Extracted records
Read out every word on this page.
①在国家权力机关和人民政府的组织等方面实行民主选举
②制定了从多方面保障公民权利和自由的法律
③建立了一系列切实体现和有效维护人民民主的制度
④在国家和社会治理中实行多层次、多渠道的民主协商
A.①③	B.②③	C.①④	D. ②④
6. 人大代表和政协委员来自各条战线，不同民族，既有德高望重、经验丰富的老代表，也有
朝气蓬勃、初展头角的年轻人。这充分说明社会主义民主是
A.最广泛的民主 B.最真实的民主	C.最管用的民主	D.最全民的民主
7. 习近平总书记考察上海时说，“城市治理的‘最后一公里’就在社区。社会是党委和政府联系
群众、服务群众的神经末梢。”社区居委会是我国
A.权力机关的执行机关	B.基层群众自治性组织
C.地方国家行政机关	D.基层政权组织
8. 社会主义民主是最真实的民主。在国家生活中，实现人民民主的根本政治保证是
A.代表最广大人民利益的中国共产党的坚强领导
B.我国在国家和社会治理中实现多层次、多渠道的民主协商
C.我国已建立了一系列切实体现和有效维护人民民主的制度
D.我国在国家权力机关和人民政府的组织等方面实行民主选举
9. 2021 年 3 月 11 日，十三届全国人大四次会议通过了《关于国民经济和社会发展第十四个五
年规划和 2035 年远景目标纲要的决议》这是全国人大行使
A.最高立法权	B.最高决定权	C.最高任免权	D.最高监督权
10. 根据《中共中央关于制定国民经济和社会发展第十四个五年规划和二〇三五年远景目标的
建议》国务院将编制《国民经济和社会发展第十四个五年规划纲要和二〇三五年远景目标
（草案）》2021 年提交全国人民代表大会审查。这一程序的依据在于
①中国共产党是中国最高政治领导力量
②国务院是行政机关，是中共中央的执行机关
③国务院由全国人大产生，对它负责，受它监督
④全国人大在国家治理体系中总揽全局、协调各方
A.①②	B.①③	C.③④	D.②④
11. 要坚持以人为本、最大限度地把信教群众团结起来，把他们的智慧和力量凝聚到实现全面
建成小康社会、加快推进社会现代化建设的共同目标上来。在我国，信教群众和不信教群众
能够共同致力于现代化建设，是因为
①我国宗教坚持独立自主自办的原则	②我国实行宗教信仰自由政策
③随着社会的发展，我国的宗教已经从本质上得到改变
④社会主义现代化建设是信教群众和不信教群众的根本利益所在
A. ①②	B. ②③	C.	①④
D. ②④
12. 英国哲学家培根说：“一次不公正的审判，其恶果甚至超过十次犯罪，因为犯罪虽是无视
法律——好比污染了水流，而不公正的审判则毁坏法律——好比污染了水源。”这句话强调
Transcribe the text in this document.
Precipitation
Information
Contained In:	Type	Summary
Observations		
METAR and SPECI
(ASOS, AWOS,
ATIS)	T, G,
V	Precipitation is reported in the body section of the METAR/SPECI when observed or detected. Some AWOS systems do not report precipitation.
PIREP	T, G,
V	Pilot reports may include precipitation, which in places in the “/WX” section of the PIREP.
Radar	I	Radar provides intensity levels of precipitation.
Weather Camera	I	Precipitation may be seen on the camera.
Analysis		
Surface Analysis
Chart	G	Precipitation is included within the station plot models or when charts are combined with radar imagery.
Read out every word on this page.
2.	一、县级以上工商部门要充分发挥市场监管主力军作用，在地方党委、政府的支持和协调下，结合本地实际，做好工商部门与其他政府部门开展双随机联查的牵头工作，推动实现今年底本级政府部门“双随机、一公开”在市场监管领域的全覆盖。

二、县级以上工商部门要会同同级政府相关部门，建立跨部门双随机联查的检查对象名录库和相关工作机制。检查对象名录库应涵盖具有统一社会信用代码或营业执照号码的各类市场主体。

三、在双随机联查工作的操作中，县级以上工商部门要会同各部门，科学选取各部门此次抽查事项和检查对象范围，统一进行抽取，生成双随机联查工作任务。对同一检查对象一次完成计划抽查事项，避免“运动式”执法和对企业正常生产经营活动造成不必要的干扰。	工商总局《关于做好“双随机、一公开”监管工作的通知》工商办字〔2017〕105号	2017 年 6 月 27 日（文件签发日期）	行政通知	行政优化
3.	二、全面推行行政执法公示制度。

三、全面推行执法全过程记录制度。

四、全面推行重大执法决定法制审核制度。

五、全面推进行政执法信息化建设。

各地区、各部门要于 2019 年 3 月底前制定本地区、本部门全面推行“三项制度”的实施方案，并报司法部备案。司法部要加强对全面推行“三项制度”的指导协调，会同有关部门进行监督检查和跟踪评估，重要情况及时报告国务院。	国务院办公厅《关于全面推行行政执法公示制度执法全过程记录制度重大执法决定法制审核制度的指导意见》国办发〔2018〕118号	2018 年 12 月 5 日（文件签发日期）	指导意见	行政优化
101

What is being asked: Write out all the records above again, exactly as they stand.

Result of this task:
Read out every word on this page.
①在国家权力机关和人民政府的组织等方面实行民主选举
②制定了从多方面保障公民权利和自由的法律
③建立了一系列切实体现和有效维护人民民主的制度
④在国家和社会治理中实行多层次、多渠道的民主协商
A.①③	B.②③	C.①④	D. ②④
6. 人大代表和政协委员来自各条战线，不同民族，既有德高望重、经验丰富的老代表，也有
朝气蓬勃、初展头角的年轻人。这充分说明社会主义民主是
A.最广泛的民主 B.最真实的民主	C.最管用的民主	D.最全民的民主
7. 习近平总书记考察上海时说，“城市治理的‘最后一公里’就在社区。社会是党委和政府联系
群众、服务群众的神经末梢。”社区居委会是我国
A.权力机关的执行机关	B.基层群众自治性组织
C.地方国家行政机关	D.基层政权组织
8. 社会主义民主是最真实的民主。在国家生活中，实现人民民主的根本政治保证是
A.代表最广大人民利益的中国共产党的坚强领导
B.我国在国家和社会治理中实现多层次、多渠道的民主协商
C.我国已建立了一系列切实体现和有效维护人民民主的制度
D.我国在国家权力机关和人民政府的组织等方面实行民主选举
9. 2021 年 3 月 11 日，十三届全国人大四次会议通过了《关于国民经济和社会发展第十四个五
年规划和 2035 年远景目标纲要的决议》这是全国人大行使
A.最高立法权	B.最高决定权	C.最高任免权	D.最高监督权
10. 根据《中共中央关于制定国民经济和社会发展第十四个五年规划和二〇三五年远景目标的
建议》国务院将编制《国民经济和社会发展第十四个五年规划纲要和二〇三五年远景目标
（草案）》2021 年提交全国人民代表大会审查。这一程序的依据在于
①中国共产党是中国最高政治领导力量
②国务院是行政机关，是中共中央的执行机关
③国务院由全国人大产生，对它负责，受它监督
④全国人大在国家治理体系中总揽全局、协调各方
A.①②	B.①③	C.③④	D.②④
11. 要坚持以人为本、最大限度地把信教群众团结起来，把他们的智慧和力量凝聚到实现全面
建成小康社会、加快推进社会现代化建设的共同目标上来。在我国，信教群众和不信教群众
能够共同致力于现代化建设，是因为
①我国宗教坚持独立自主自办的原则	②我国实行宗教信仰自由政策
③随着社会的发展，我国的宗教已经从本质上得到改变
④社会主义现代化建设是信教群众和不信教群众的根本利益所在
A. ①②	B. ②③	C.	①④
D. ②④
12. 英国哲学家培根说：“一次不公正的审判，其恶果甚至超过十次犯罪，因为犯罪虽是无视
法律——好比污染了水流，而不公正的审判则毁坏法律——好比污染了水源。”这句话强调
Transcribe the text in this document.
Precipitation
Information
Contained In:	Type	Summary
Observations		
METAR and SPECI
(ASOS, AWOS,
ATIS)	T, G,
V	Precipitation is reported in the body section of the METAR/SPECI when observed or detected. Some AWOS systems do not report precipitation.
PIREP	T, G,
V	Pilot reports may include precipitation, which in places in the “/WX” section of the PIREP.
Radar	I	Radar provides intensity levels of precipitation.
Weather Camera	I	Precipitation may be seen on the camera.
Analysis		
Surface Analysis
Chart	G	Precipitation is included within the station plot models or when charts are combined with radar imagery.
Read out every word on this page.
2.	一、县级以上工商部门要充分发挥市场监管主力军作用，在地方党委、政府的支持和协调下，结合本地实际，做好工商部门与其他政府部门开展双随机联查的牵头工作，推动实现今年底本级政府部门“双随机、一公开”在市场监管领域的全覆盖。

二、县级以上工商部门要会同同级政府相关部门，建立跨部门双随机联查的检查对象名录库和相关工作机制。检查对象名录库应涵盖具有统一社会信用代码或营业执照号码的各类市场主体。

三、在双随机联查工作的操作中，县级以上工商部门要会同各部门，科学选取各部门此次抽查事项和检查对象范围，统一进行抽取，生成双随机联查工作任务。对同一检查对象一次完成计划抽查事项，避免“运动式”执法和对企业正常生产经营活动造成不必要的干扰。	工商总局《关于做好“双随机、一公开”监管工作的通知》工商办字〔2017〕105号	2017 年 6 月 27 日（文件签发日期）	行政通知	行政优化
3.	二、全面推行行政执法公示制度。

三、全面推行执法全过程记录制度。

四、全面推行重大执法决定法制审核制度。

五、全面推进行政执法信息化建设。

各地区、各部门要于 2019 年 3 月底前制定本地区、本部门全面推行“三项制度”的实施方案，并报司法部备案。司法部要加强对全面推行“三项制度”的指导协调，会同有关部门进行监督检查和跟踪评估，重要情况及时报告国务院。	国务院办公厅《关于全面推行行政执法公示制度执法全过程记录制度重大执法决定法制审核制度的指导意见》国办发〔2018〕118号	2018 年 12 月 5 日（文件签发日期）	指导意见	行政优化
101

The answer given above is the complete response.